* [WHAT IS NEEDED]:
Lay out the data as a Markdown table with the columns Row and Text, starting at the line that contains "Where is each" and ending at the line that contains "x-tick-label: 22 xyxy=(161,385,172,398)". Number each line in the Row column, and leave out blank lines.

--------------------------------------------------

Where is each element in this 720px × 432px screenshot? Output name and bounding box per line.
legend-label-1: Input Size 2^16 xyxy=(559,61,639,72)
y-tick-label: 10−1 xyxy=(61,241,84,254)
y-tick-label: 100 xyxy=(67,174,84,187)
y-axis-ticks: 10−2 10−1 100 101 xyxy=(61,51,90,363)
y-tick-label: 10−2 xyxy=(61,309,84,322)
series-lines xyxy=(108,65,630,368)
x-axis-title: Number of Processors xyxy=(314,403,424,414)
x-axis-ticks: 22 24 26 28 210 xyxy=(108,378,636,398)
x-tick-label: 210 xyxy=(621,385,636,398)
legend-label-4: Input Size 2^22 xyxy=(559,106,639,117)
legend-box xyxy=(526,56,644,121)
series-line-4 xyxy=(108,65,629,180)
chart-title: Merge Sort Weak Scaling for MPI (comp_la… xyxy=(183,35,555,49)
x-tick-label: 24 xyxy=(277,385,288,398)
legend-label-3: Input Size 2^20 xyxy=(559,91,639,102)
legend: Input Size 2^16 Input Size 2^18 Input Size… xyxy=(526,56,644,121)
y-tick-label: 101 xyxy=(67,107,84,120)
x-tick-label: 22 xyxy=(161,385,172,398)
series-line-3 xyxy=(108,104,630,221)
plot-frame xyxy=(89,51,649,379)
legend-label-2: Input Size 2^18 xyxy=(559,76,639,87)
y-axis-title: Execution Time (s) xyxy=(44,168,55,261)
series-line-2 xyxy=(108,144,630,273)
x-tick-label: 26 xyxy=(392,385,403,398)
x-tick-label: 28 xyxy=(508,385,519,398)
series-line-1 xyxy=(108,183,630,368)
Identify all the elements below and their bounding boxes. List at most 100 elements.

--------------------------------------------------

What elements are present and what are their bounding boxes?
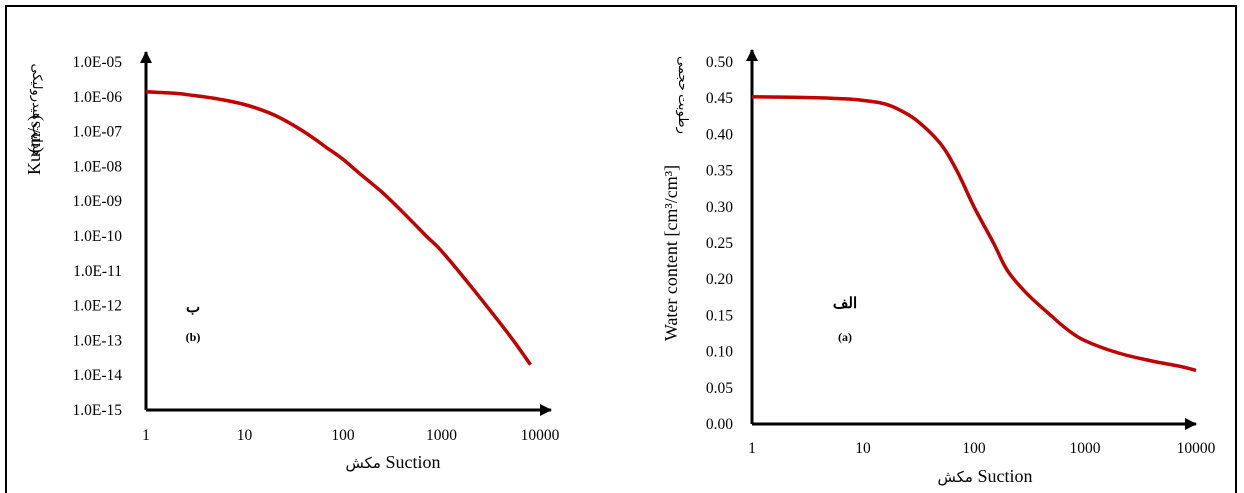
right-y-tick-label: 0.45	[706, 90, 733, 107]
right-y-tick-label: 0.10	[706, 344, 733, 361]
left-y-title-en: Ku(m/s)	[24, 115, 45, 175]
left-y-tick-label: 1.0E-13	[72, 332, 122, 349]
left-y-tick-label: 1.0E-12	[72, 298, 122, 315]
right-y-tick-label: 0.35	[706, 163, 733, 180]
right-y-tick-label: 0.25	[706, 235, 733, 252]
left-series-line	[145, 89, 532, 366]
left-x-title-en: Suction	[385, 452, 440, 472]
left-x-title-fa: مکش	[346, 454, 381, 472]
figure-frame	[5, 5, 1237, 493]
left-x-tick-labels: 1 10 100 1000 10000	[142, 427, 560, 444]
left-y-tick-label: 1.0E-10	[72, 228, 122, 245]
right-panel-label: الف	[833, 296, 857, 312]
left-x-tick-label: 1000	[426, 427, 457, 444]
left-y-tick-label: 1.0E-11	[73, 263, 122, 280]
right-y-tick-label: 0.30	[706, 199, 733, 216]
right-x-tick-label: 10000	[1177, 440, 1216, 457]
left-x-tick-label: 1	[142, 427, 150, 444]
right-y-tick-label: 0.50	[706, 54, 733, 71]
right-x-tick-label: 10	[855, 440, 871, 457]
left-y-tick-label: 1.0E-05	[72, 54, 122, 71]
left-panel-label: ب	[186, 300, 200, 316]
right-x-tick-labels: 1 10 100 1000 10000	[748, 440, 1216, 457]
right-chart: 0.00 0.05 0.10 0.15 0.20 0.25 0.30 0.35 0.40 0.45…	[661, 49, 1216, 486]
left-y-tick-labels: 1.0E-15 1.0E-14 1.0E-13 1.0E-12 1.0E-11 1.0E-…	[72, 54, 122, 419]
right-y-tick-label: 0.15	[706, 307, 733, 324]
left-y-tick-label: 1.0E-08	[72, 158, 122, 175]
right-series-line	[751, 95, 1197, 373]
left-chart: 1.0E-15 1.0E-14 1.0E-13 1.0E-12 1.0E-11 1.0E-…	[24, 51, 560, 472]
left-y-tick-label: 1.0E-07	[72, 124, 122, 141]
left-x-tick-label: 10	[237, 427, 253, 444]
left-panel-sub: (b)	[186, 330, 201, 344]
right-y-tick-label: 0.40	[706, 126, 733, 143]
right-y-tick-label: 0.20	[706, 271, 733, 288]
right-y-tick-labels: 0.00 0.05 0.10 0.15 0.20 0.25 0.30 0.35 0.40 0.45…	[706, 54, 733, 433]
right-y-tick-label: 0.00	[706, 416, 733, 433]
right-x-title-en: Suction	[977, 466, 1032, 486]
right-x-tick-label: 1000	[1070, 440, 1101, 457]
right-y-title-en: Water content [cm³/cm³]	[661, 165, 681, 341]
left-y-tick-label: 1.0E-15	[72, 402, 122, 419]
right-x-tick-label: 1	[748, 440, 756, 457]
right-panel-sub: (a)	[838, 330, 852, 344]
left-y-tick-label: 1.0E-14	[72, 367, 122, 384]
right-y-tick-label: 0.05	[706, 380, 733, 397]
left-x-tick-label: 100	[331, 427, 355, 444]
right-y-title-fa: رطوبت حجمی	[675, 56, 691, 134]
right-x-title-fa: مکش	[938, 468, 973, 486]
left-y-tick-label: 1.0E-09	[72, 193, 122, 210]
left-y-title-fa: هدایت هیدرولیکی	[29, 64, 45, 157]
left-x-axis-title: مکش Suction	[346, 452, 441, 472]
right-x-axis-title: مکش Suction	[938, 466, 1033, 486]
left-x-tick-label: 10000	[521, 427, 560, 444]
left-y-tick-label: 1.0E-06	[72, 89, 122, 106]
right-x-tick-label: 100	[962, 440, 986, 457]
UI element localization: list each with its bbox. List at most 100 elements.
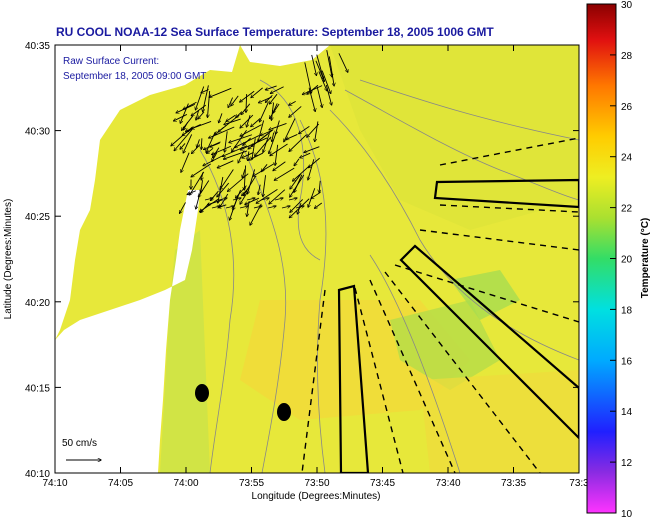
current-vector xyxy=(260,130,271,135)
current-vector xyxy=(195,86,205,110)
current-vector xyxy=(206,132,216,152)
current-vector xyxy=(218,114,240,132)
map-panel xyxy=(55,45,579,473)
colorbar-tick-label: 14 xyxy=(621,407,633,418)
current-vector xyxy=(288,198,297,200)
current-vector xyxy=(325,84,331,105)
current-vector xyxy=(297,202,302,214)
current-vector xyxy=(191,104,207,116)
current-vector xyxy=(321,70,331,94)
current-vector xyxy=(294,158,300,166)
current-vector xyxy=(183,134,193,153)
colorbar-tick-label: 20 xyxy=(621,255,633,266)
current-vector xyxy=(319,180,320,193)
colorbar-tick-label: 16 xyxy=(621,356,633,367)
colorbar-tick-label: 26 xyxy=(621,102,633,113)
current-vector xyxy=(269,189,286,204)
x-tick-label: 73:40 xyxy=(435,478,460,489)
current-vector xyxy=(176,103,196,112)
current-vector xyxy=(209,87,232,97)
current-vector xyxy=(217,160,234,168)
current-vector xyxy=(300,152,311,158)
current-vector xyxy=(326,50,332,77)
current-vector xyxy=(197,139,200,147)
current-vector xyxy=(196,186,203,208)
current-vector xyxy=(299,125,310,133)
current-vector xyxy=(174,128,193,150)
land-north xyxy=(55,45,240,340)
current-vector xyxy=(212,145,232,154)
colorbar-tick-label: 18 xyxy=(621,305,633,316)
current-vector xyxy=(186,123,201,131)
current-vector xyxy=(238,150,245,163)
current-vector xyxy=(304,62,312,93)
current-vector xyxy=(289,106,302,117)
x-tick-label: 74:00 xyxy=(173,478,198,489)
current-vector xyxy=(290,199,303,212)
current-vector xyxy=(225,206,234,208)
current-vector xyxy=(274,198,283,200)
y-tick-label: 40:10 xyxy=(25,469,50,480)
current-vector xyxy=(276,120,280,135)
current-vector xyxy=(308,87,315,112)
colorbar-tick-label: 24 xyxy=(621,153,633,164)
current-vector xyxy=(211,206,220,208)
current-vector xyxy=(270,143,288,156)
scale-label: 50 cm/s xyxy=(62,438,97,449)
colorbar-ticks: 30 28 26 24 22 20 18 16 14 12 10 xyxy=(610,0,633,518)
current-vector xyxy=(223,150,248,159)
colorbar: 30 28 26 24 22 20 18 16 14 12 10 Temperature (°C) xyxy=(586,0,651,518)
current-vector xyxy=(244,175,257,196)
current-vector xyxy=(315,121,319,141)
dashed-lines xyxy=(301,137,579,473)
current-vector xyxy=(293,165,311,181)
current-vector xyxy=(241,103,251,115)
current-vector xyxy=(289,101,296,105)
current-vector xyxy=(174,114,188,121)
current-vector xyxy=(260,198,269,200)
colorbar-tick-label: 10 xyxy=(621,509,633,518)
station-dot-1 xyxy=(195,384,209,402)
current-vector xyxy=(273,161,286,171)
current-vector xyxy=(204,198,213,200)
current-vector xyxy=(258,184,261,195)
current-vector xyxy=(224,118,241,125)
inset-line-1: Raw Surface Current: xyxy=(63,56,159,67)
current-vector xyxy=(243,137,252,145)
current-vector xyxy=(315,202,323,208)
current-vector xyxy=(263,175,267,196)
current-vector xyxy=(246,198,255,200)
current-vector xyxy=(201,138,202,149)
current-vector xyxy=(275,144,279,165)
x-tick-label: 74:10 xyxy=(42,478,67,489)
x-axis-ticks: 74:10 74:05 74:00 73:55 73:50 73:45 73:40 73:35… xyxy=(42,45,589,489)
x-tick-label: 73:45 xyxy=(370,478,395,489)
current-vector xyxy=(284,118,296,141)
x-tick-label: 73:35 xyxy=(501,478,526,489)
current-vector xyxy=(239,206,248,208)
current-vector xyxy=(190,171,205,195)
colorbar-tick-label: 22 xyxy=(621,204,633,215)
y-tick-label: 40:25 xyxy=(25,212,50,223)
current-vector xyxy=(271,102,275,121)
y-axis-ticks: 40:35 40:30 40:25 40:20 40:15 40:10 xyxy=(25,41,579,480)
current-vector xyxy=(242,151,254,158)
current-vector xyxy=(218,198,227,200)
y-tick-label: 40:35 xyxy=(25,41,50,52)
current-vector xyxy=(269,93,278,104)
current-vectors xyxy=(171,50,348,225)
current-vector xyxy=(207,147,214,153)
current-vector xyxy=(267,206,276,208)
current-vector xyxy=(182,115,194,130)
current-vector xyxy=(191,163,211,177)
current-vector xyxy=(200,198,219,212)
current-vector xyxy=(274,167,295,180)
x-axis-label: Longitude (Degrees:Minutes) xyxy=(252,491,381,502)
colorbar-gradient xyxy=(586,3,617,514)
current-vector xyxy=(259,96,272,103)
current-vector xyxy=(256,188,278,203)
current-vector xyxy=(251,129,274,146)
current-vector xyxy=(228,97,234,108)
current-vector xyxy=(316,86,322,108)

--------------------------------------------------

* [TASK OUTPUT]:
| Row | Text |
|---|---|
| 1 | Where is each element in this 720px × 432px screenshot? Output name and bounding box per line. |
| 2 | legend-label-1: Input Size 2^16 xyxy=(559,61,639,72) |
| 3 | y-tick-label: 10−1 xyxy=(61,241,84,254) |
| 4 | y-tick-label: 100 xyxy=(67,174,84,187) |
| 5 | y-axis-ticks: 10−2 10−1 100 101 xyxy=(61,51,90,363) |
| 6 | y-tick-label: 10−2 xyxy=(61,309,84,322) |
| 7 | series-lines xyxy=(108,65,630,368) |
| 8 | x-axis-title: Number of Processors xyxy=(314,403,424,414) |
| 9 | x-axis-ticks: 22 24 26 28 210 xyxy=(108,378,636,398) |
| 10 | x-tick-label: 210 xyxy=(621,385,636,398) |
| 11 | legend-label-4: Input Size 2^22 xyxy=(559,106,639,117) |
| 12 | legend-box xyxy=(526,56,644,121) |
| 13 | series-line-4 xyxy=(108,65,629,180) |
| 14 | chart-title: Merge Sort Weak Scaling for MPI (comp_la… xyxy=(183,35,555,49) |
| 15 | x-tick-label: 24 xyxy=(277,385,288,398) |
| 16 | legend-label-3: Input Size 2^20 xyxy=(559,91,639,102) |
| 17 | legend: Input Size 2^16 Input Size 2^18 Input Size… xyxy=(526,56,644,121) |
| 18 | y-tick-label: 101 xyxy=(67,107,84,120) |
| 19 | x-tick-label: 22 xyxy=(161,385,172,398) |